> _What the task requires_
Set down the full text about the Migros Klubschule word for word.

> _Document extract_
Gottlieb Duttweiler and his wife Adele Duttweiler founded the present Migros group, and in 1948 the Migros cooperative started to provide language courses for its members. Today, more than 600 different courses are offered by the Klubschule program, being the largest further education institution in Switzerland. "Providing access to education" for the general public, companies and public services has been an important social and cultural goal.

People attend a course or a training programme at affordable prices that are subsidised through the Migros Kulturprozent system, i.e. by one percent of the turnover of the Migros. As of 2014, Klubschule has a staff of about 1,500 employees and 7,500 course instructors, which held 53,300 courses and programmes that were absolved by 386,700 attendees.

== Courses ==
The program offers courses and training programmes in languages, arts and handicrafts, health and fitness, by about 7,500 course instructors. The range of courses and training programmes is essentially divided into five main areas, namely languages, culture and creativity, exercise and health, management and economics, information technology and new media, and training for trainers. Some of the courses and seminars lead to federally recognized diplomas as the school's programs are eduQua certified.

In 2007 Klubschule became an educational partner in professional training, resulting in nationally and internationally recognised certifications. As of 2008 every fifth student enrolled via the Internet, and therefore an improved website was started in 2009, as well as a cooperation with the ZHdK university in such diverse offerings as animated film and Facebook for beginners, and IT courses focussed on women. Nationwide informatics courses even started in 1984, and a cooperation with Google Switzerland was launched in 2009, as well as the TableTalks of the Klubschule's business-oriented department to meet and talk with personalities from the realms of industry, politics and society.

PodClub is an additional free podcast language service with podcasts in English, French, German, Italian and Spanish, and offer current and authentic productions adapted to the language skill levels of students.

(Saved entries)
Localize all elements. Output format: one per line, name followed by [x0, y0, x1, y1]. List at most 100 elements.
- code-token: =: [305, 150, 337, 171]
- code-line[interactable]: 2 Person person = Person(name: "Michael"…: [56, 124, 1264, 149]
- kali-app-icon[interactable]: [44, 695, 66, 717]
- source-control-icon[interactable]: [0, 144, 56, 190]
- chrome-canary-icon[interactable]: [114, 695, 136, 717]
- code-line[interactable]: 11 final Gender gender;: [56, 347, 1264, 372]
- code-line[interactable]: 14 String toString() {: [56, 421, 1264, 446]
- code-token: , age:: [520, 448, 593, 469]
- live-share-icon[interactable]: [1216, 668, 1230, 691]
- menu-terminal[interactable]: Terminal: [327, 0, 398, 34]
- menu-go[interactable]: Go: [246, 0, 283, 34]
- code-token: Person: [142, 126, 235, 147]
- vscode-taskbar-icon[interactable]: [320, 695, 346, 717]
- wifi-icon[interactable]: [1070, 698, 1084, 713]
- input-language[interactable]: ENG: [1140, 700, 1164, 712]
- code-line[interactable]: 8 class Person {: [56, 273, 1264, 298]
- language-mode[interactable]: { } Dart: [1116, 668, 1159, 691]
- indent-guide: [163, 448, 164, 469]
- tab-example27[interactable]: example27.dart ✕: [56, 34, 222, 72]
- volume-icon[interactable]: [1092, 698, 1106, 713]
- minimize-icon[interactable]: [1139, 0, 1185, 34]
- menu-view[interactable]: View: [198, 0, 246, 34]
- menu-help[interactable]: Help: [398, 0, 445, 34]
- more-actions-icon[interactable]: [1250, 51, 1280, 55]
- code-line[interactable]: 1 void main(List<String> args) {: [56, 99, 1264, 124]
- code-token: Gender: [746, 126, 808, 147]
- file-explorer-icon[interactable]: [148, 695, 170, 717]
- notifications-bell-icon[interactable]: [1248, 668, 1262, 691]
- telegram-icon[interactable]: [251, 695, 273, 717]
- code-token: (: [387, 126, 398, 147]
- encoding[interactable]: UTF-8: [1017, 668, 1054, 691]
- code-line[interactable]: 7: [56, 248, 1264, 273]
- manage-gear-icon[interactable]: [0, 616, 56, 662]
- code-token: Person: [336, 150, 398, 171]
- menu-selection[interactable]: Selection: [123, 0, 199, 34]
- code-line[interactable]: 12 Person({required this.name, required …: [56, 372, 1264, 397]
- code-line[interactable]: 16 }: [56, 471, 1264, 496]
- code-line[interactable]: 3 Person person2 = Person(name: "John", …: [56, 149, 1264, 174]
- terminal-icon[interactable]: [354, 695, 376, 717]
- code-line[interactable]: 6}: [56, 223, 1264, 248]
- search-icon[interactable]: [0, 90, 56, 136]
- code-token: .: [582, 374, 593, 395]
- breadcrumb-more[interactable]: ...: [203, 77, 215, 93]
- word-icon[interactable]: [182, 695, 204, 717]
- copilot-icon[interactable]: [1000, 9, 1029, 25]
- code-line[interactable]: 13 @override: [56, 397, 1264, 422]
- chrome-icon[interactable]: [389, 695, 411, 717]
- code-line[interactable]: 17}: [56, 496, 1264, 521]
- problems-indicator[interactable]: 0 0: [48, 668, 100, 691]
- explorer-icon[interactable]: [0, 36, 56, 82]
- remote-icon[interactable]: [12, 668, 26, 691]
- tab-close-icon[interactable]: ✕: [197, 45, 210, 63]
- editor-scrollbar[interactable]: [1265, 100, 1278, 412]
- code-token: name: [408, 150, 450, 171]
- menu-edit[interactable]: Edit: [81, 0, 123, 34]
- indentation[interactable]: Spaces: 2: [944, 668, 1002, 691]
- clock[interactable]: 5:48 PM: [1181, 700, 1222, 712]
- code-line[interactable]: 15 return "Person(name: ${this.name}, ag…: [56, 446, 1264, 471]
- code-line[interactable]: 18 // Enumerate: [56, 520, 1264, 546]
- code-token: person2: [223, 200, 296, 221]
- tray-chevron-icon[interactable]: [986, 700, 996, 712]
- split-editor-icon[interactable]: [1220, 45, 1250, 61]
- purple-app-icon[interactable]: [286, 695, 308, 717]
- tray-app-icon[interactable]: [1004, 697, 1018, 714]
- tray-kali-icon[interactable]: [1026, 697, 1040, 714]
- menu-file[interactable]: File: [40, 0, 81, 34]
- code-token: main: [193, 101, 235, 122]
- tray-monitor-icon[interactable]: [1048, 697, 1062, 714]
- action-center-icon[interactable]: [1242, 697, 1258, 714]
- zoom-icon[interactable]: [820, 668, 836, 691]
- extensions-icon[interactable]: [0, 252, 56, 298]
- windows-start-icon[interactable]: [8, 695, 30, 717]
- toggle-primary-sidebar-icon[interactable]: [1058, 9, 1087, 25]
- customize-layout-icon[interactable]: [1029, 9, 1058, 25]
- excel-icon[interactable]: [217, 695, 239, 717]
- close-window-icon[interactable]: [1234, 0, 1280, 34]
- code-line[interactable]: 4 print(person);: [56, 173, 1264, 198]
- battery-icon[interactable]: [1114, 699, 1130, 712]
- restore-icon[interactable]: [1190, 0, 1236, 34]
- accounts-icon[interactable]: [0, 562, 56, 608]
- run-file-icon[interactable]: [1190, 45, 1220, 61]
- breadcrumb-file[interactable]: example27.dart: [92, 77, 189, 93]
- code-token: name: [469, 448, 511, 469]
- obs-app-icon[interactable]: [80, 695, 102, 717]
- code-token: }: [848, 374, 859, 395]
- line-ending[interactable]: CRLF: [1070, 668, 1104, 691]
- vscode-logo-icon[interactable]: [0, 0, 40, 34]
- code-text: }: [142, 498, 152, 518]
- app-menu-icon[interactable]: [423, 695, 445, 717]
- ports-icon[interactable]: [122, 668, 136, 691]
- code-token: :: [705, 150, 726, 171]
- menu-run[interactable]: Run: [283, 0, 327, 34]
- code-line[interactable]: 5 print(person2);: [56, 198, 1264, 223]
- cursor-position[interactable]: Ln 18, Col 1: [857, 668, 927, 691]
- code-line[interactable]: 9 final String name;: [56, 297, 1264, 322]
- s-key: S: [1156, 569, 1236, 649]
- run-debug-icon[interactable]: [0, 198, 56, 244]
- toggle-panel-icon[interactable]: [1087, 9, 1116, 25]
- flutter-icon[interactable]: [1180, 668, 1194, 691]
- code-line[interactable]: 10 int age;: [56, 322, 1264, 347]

> _Output of the exercise_
Gottlieb Duttweiler and his wife Adele Duttweiler founded the present Migros group, and in 1948 the Migros cooperative started to provide language courses for its members. Today, more than 600 different courses are offered by the Klubschule program, being the largest further education institution in Switzerland. "Providing access to education" for the general public, companies and public services has been an important social and cultural goal.

People attend a course or a training programme at affordable prices that are subsidised through the Migros Kulturprozent system, i.e. by one percent of the turnover of the Migros. As of 2014, Klubschule has a staff of about 1,500 employees and 7,500 course instructors, which held 53,300 courses and programmes that were absolved by 386,700 attendees.

== Courses ==
The program offers courses and training programmes in languages, arts and handicrafts, health and fitness, by about 7,500 course instructors. The range of courses and training programmes is essentially divided into five main areas, namely languages, culture and creativity, exercise and health, management and economics, information technology and new media, and training for trainers. Some of the courses and seminars lead to federally recognized diplomas as the school's programs are eduQua certified.

In 2007 Klubschule became an educational partner in professional training, resulting in nationally and internationally recognised certifications. As of 2008 every fifth student enrolled via the Internet, and therefore an improved website was started in 2009, as well as a cooperation with the ZHdK university in such diverse offerings as animated film and Facebook for beginners, and IT courses focussed on women. Nationwide informatics courses even started in 1984, and a cooperation with Google Switzerland was launched in 2009, as well as the TableTalks of the Klubschule's business-oriented department to meet and talk with personalities from the realms of industry, politics and society.

PodClub is an additional free podcast language service with podcasts in English, French, German, Italian and Spanish, and offer current and authentic productions adapted to the language skill levels of students.